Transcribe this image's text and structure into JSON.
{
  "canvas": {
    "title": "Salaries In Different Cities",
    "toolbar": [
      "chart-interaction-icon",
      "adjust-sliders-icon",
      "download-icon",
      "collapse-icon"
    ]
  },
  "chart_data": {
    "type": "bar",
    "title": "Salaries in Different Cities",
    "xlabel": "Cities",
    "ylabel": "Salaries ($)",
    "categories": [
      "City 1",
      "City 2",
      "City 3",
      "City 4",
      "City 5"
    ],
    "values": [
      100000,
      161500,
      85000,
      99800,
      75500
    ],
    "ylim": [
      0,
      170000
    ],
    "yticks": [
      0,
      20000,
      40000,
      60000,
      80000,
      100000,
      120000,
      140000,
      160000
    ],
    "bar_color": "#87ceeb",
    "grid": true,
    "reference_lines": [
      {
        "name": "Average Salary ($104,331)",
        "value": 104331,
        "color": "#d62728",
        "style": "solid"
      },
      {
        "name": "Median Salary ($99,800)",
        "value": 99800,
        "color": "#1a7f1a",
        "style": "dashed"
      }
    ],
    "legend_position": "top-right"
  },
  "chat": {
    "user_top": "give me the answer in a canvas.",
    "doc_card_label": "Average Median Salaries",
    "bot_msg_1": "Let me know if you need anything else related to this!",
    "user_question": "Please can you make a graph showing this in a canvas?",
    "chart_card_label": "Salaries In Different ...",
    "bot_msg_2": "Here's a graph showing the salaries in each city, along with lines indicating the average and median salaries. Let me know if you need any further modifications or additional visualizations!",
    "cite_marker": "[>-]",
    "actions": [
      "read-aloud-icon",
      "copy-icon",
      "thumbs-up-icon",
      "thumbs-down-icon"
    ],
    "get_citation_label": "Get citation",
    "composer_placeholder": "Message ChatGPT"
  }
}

▬▬▬▬▬▬

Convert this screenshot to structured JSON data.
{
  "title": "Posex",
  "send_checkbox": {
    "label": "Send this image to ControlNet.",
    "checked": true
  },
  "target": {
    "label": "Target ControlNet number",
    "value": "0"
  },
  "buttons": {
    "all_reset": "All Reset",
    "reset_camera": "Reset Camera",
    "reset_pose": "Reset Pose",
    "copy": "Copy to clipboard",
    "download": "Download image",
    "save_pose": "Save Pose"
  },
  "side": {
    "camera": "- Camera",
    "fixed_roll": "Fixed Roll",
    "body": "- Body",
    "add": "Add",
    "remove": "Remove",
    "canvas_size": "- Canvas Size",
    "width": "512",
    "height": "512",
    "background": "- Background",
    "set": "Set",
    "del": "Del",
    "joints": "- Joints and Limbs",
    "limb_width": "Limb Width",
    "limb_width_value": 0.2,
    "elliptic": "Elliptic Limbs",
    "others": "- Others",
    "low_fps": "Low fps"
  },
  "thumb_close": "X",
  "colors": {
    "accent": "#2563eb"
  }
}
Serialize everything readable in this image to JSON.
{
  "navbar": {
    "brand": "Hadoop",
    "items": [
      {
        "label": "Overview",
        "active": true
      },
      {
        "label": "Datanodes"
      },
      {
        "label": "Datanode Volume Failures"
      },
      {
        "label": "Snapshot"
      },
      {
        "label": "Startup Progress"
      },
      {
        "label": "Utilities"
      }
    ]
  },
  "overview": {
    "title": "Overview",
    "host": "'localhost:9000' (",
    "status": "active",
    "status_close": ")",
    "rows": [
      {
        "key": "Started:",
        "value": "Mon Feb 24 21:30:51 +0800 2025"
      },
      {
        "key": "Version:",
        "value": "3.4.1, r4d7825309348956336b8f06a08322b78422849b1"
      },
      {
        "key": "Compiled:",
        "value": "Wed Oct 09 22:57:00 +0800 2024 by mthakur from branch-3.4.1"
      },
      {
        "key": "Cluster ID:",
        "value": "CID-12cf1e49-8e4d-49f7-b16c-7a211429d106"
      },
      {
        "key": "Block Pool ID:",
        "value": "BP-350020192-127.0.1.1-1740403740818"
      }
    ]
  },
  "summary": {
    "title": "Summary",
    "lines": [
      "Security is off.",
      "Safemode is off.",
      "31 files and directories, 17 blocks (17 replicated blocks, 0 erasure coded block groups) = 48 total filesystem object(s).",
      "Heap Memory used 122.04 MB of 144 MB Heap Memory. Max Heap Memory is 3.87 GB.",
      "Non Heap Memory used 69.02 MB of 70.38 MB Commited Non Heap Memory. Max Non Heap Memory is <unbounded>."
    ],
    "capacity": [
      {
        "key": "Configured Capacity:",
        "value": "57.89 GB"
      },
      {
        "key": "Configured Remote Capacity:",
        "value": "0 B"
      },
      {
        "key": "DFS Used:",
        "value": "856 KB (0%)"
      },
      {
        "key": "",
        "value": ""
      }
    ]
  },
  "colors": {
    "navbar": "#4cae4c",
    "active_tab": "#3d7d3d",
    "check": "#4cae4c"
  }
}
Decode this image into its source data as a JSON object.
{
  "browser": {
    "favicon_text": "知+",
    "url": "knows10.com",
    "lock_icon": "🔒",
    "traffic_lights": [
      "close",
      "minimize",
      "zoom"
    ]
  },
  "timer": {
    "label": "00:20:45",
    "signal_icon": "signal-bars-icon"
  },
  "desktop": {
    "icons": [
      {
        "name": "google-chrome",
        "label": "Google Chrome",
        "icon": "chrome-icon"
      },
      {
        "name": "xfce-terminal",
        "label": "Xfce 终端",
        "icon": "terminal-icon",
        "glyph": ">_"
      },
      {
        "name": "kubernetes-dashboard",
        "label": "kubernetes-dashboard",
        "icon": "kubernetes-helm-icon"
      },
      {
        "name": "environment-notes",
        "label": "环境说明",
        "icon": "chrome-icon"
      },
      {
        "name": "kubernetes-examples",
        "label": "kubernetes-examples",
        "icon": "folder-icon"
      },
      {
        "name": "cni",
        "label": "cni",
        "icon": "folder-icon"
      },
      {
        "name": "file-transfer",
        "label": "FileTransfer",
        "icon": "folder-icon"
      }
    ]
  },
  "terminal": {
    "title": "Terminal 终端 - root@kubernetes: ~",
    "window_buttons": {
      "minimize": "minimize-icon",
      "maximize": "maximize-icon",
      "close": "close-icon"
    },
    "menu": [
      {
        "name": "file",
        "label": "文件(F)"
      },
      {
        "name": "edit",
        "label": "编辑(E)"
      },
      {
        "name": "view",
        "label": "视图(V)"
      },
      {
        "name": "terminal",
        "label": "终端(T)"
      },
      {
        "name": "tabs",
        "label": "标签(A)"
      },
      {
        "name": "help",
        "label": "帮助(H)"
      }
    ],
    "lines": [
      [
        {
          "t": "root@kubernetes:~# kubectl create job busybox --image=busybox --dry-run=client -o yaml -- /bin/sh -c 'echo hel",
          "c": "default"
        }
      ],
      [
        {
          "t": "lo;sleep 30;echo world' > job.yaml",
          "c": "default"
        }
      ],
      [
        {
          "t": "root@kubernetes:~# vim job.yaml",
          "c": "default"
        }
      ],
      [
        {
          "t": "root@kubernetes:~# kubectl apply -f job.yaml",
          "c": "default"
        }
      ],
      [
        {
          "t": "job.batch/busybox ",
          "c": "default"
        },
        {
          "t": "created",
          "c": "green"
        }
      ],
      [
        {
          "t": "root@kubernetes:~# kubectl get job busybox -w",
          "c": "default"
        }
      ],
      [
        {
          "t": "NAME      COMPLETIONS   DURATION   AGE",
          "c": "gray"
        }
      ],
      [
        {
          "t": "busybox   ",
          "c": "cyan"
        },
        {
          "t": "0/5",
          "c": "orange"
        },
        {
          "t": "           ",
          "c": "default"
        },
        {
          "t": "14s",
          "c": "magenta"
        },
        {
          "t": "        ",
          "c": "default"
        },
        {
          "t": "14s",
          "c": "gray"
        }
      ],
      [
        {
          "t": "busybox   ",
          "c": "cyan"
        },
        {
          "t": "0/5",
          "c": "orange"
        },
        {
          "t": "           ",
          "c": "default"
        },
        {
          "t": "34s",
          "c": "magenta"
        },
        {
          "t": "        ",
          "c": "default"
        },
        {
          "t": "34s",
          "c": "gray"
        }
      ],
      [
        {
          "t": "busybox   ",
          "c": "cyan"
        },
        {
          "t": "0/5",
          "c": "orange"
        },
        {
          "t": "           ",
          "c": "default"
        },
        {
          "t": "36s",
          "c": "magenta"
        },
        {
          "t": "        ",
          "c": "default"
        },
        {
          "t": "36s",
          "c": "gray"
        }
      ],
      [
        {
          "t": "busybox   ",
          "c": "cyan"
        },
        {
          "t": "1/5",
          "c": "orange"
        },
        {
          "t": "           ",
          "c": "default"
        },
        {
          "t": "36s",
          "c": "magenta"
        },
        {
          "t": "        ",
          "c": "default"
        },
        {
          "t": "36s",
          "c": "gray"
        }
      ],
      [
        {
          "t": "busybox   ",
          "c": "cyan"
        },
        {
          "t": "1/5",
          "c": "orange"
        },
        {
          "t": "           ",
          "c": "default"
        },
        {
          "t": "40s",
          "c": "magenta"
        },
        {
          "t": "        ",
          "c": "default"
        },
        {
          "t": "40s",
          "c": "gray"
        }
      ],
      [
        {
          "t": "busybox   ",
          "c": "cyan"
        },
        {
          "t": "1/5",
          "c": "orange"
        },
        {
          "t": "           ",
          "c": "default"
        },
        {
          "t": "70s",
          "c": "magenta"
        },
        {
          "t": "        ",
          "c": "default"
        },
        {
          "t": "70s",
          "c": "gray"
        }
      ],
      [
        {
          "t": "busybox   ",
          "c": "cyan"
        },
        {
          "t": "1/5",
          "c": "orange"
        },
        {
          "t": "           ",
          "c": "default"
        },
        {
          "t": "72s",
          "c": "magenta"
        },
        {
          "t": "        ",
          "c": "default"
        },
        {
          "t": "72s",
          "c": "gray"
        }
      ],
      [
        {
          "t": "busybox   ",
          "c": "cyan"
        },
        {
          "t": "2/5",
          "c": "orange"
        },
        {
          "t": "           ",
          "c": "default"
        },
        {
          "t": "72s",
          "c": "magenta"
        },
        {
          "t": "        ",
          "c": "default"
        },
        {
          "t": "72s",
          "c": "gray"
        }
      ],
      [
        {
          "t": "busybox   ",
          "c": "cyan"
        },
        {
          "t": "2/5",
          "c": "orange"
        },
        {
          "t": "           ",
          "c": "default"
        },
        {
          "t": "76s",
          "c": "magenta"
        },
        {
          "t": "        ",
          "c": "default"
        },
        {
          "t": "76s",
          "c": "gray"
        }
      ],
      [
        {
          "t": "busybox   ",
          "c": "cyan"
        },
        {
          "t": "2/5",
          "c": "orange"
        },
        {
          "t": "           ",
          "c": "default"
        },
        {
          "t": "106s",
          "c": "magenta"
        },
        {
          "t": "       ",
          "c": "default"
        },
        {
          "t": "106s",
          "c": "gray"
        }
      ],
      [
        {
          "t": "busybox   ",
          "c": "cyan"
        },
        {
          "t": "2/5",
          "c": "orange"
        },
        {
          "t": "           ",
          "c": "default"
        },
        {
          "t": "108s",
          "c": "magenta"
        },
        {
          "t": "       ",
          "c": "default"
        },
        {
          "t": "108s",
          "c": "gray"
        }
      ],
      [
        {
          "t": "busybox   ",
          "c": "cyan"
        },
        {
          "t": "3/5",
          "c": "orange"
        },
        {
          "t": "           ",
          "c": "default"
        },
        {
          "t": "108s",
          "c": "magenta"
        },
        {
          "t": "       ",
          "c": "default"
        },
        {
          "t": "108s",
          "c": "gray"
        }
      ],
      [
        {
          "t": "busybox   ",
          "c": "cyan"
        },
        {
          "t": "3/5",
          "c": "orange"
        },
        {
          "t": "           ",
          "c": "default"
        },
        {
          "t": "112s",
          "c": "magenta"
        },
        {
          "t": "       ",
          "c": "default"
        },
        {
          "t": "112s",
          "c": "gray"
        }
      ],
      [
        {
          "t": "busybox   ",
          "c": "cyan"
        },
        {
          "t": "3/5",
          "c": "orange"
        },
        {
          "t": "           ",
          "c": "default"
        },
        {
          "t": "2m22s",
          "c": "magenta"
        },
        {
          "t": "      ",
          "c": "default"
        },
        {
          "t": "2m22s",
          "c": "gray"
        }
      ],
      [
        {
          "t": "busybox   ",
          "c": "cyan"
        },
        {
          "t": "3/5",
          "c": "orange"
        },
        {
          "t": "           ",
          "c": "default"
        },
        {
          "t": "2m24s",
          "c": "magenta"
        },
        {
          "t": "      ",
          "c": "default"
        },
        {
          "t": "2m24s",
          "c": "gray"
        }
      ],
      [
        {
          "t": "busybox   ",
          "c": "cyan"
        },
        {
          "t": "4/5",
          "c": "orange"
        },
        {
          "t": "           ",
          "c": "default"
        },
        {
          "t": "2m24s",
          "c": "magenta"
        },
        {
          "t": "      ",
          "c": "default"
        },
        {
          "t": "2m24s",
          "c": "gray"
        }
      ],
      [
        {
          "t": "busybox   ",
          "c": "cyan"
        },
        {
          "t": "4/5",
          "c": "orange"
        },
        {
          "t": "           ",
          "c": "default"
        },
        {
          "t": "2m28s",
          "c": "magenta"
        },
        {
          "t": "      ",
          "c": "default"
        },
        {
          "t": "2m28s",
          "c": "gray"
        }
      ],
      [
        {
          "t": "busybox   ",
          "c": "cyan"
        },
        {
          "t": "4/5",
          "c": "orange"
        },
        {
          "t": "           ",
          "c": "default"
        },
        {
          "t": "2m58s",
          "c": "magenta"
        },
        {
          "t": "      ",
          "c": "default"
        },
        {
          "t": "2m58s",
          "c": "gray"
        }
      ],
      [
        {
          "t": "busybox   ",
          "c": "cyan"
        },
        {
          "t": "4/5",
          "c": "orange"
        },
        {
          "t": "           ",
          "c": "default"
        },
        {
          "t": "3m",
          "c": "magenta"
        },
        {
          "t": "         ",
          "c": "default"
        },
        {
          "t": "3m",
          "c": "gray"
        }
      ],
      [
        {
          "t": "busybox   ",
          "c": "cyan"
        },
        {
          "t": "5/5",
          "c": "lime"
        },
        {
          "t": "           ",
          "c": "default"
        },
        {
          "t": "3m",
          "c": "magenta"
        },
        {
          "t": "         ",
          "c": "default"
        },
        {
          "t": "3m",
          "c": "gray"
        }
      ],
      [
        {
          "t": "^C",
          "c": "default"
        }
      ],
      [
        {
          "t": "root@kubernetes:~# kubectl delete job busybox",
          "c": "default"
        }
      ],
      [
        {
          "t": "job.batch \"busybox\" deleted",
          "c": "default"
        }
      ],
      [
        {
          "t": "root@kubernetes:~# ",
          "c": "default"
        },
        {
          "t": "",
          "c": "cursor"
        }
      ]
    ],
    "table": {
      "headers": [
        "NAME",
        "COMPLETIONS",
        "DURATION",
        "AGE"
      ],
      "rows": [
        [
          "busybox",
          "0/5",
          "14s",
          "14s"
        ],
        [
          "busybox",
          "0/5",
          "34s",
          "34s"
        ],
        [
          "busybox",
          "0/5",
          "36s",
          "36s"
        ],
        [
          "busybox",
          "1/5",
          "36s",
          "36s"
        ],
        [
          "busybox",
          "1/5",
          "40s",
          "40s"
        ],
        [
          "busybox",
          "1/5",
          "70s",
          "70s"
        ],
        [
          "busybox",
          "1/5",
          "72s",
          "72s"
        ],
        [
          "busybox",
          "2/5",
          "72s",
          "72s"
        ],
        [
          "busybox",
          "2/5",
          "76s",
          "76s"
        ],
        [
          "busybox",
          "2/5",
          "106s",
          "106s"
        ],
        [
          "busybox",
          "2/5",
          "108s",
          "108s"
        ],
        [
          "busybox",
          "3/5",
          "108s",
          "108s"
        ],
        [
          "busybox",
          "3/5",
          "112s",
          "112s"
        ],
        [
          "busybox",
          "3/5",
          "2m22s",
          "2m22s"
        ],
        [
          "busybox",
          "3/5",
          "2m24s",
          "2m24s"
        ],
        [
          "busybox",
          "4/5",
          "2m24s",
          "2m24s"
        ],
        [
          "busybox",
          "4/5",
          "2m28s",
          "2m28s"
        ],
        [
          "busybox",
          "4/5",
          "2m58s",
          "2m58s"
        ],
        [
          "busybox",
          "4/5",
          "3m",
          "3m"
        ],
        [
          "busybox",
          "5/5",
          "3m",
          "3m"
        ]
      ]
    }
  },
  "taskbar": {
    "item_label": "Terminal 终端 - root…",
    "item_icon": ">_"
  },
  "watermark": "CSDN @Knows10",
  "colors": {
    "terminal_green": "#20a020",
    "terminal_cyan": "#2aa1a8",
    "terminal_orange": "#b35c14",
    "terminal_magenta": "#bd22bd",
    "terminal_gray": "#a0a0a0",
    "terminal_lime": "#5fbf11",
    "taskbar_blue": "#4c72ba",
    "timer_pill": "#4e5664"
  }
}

▬▬▬▬▬▬

◆ **WHAT YOU ARE ASKED TO DO**
Scan the lines above for "Reset", then copy every one that has it.

◆ **RESPONSE**
    "all_reset": "All Reset",
    "reset_camera": "Reset Camera",
    "reset_pose": "Reset Pose",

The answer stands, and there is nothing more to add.